**Stored data**:
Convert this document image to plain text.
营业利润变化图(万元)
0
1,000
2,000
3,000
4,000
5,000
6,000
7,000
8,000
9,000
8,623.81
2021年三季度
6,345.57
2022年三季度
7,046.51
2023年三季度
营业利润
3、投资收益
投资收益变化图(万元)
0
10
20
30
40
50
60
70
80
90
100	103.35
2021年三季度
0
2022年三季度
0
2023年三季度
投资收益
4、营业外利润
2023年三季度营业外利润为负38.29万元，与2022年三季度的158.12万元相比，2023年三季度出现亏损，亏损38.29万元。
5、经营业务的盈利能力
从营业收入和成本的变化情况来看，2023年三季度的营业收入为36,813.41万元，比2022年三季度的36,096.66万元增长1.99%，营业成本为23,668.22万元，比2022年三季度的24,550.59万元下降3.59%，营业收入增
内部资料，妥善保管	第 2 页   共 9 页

**What you have to do**:
Your task is to transcribe the listing above in full, exactly as given.

**Solution for this task**:
Convert this document image to plain text.
营业利润变化图(万元)
0
1,000
2,000
3,000
4,000
5,000
6,000
7,000
8,000
9,000
8,623.81
2021年三季度
6,345.57
2022年三季度
7,046.51
2023年三季度
营业利润
3、投资收益
投资收益变化图(万元)
0
10
20
30
40
50
60
70
80
90
100	103.35
2021年三季度
0
2022年三季度
0
2023年三季度
投资收益
4、营业外利润
2023年三季度营业外利润为负38.29万元，与2022年三季度的158.12万元相比，2023年三季度出现亏损，亏损38.29万元。
5、经营业务的盈利能力
从营业收入和成本的变化情况来看，2023年三季度的营业收入为36,813.41万元，比2022年三季度的36,096.66万元增长1.99%，营业成本为23,668.22万元，比2022年三季度的24,550.59万元下降3.59%，营业收入增
内部资料，妥善保管	第 2 页   共 9 页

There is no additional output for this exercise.